## STATED TASK
From the entries below, list each line with "modelo".

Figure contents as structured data

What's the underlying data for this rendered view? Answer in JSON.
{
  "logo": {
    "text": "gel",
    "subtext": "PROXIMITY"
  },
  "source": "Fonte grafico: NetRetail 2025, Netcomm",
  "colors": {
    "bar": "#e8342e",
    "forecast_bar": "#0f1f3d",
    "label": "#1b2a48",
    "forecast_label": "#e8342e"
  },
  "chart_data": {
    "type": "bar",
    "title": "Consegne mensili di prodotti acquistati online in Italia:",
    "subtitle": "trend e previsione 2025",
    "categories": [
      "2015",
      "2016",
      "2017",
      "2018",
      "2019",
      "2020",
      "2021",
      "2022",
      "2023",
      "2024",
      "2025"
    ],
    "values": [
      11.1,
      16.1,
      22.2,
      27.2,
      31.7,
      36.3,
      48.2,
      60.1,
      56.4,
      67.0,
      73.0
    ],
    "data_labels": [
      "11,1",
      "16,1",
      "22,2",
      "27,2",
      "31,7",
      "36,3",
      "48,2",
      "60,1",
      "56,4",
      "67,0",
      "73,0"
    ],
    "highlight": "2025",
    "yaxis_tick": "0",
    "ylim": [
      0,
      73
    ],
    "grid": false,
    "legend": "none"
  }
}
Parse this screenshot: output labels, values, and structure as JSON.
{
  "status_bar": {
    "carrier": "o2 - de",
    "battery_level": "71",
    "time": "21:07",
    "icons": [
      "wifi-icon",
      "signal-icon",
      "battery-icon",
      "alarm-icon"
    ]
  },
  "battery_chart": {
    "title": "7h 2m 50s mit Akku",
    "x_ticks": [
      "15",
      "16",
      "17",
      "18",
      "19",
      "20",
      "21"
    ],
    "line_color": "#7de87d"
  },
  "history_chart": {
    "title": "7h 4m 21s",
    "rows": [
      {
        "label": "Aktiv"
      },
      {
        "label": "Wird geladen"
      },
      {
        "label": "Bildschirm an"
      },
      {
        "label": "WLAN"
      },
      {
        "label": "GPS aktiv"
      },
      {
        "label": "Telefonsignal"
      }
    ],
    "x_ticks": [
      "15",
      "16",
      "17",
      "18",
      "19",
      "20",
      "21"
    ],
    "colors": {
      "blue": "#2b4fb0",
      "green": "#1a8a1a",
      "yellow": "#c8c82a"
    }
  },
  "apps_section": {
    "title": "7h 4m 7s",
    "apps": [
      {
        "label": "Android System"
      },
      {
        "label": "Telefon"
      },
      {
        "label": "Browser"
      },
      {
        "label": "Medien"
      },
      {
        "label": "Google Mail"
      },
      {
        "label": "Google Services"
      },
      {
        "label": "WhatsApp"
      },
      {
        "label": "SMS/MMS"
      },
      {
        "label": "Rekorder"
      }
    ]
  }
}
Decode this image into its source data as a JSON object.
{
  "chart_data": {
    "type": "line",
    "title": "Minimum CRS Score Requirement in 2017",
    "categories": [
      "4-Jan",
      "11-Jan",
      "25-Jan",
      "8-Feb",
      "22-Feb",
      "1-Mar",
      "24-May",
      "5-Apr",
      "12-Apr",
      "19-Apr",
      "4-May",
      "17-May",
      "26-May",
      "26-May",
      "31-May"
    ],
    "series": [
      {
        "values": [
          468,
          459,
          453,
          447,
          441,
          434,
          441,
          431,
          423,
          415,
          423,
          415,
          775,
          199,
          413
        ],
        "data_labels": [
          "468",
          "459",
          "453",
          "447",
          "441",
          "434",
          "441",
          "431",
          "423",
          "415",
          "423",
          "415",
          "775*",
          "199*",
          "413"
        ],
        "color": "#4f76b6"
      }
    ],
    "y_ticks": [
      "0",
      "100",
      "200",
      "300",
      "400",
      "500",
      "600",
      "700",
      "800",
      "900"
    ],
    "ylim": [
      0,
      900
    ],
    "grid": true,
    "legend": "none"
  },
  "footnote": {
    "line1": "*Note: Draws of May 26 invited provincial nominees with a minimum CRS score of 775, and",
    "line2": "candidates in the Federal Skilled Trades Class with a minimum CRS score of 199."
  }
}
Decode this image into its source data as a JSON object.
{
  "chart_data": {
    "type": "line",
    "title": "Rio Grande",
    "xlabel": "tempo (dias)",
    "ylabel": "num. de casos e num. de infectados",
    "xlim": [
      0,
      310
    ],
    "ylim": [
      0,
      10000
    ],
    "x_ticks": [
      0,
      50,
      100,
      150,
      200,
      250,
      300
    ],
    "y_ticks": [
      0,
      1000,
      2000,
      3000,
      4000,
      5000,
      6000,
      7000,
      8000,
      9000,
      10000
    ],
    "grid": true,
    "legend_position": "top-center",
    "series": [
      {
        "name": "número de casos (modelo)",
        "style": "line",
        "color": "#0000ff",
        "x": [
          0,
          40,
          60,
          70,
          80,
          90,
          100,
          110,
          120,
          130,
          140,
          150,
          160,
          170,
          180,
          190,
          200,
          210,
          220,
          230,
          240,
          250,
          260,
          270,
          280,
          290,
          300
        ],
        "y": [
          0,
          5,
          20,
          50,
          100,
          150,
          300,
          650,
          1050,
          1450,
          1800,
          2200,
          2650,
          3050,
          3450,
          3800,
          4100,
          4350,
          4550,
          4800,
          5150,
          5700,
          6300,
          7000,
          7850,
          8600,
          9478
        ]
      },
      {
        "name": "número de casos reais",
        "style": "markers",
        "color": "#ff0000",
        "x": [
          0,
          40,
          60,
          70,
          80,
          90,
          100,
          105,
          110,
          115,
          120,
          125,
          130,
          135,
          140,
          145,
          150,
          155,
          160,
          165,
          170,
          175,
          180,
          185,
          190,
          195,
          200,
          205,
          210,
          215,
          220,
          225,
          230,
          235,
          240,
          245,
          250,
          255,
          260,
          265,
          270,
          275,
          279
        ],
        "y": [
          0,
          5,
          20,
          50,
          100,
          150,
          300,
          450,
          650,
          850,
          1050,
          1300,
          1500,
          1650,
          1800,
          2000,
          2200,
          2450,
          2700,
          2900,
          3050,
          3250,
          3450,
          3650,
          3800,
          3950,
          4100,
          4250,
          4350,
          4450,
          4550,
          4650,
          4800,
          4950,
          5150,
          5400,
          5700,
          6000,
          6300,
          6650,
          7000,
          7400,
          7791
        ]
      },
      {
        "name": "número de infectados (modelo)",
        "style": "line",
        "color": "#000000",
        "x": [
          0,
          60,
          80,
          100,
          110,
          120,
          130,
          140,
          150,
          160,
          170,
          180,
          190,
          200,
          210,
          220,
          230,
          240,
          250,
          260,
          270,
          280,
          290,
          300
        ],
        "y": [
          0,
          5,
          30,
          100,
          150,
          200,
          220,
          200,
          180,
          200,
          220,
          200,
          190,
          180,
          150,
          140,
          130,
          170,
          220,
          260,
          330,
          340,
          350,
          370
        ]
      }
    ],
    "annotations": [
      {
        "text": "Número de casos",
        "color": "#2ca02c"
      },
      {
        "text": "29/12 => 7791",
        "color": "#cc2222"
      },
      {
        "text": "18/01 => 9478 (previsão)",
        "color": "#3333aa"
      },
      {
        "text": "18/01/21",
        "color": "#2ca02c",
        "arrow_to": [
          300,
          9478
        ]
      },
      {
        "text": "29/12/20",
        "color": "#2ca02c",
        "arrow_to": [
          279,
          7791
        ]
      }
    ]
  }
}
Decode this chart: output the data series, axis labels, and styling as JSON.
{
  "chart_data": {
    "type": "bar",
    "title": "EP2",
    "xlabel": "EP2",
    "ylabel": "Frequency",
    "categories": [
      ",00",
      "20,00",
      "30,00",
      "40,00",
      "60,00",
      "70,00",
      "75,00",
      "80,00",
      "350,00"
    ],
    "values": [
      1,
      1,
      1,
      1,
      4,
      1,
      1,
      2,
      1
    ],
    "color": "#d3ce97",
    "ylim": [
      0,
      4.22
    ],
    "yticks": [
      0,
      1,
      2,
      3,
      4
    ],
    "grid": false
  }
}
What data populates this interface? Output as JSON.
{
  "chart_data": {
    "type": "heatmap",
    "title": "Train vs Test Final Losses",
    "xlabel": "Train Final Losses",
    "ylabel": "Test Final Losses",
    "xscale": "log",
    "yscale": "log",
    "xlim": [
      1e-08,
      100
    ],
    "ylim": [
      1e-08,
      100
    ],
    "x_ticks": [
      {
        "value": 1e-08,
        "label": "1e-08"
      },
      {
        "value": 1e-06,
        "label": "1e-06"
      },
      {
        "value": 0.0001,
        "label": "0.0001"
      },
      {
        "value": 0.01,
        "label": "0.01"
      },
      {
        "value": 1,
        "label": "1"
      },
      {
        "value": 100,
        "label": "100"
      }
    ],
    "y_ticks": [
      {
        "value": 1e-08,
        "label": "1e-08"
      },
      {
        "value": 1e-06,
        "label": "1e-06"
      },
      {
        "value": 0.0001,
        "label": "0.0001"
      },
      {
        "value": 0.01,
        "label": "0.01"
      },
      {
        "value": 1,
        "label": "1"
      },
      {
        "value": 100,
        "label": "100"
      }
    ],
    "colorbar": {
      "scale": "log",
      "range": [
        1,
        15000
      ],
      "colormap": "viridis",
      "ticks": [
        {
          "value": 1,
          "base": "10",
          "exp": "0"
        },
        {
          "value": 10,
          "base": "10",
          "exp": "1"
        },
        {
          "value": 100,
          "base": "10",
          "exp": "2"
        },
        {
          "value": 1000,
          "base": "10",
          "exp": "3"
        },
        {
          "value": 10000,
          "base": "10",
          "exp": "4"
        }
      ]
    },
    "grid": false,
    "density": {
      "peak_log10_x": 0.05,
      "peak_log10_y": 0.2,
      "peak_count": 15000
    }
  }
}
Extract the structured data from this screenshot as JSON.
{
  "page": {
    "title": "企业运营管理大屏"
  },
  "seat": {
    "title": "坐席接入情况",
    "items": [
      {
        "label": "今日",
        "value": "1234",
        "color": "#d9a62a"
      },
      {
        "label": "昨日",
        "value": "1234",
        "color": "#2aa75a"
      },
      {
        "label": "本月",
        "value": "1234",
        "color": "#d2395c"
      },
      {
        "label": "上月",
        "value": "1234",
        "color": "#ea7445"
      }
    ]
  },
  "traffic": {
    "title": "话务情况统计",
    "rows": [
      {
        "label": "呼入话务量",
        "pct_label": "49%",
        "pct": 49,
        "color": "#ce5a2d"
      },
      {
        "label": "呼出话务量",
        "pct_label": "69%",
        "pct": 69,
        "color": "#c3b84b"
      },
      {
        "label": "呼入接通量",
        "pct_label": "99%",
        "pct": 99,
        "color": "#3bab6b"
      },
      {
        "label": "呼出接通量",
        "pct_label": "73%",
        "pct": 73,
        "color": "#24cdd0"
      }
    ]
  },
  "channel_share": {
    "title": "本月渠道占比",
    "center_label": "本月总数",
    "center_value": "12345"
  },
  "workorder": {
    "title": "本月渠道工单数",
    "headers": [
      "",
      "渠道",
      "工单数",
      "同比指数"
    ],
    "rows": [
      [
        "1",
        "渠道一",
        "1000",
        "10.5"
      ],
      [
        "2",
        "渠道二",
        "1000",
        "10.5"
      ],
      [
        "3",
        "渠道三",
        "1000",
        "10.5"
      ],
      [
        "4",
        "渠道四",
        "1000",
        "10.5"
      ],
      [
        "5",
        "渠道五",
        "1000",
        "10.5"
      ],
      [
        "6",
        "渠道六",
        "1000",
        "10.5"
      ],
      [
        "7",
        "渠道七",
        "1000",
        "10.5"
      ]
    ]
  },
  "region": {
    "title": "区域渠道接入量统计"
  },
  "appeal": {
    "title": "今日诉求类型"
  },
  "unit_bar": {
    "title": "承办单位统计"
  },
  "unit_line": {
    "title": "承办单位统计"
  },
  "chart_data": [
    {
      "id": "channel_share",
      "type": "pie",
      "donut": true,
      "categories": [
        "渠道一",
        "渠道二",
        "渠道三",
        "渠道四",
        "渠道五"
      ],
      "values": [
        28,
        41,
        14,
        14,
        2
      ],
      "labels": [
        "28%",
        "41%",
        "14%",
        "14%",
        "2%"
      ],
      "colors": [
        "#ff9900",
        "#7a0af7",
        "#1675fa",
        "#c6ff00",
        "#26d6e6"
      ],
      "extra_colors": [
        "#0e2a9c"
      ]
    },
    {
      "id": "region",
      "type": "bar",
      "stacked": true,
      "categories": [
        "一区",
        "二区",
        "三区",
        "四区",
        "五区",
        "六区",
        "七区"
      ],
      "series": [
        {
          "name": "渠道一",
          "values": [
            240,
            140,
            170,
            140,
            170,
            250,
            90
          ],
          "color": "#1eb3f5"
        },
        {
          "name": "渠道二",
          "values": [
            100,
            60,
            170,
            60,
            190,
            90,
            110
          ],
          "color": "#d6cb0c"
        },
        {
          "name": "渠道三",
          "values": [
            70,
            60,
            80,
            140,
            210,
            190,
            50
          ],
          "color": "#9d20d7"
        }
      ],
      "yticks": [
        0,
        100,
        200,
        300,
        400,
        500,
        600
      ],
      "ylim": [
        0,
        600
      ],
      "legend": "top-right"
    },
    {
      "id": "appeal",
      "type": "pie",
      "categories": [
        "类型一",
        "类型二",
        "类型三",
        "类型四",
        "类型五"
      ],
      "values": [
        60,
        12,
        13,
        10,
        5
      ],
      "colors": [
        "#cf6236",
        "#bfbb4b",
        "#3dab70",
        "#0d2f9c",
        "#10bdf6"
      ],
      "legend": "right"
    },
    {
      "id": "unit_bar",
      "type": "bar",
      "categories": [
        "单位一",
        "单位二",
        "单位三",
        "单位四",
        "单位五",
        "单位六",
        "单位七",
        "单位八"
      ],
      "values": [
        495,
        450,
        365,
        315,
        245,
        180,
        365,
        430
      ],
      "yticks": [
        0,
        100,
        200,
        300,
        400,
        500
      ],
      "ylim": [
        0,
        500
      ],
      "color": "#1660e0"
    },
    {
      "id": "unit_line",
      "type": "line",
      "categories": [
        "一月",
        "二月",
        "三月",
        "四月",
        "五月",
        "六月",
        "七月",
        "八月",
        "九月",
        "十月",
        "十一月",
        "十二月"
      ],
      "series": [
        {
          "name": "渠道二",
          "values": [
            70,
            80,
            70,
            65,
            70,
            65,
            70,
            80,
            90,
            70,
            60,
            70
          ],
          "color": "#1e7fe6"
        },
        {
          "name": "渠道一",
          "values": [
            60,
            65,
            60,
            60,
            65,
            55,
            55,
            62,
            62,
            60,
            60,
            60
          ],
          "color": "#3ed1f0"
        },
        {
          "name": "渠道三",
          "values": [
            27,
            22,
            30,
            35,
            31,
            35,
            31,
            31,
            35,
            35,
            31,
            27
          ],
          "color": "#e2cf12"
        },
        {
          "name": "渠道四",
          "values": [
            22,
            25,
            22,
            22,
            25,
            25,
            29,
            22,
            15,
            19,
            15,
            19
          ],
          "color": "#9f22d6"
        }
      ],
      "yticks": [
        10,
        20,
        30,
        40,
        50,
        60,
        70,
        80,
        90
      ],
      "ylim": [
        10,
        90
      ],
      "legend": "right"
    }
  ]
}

## TASK ANSWER
        "name": "número de casos (modelo)",
        "name": "número de infectados (modelo)",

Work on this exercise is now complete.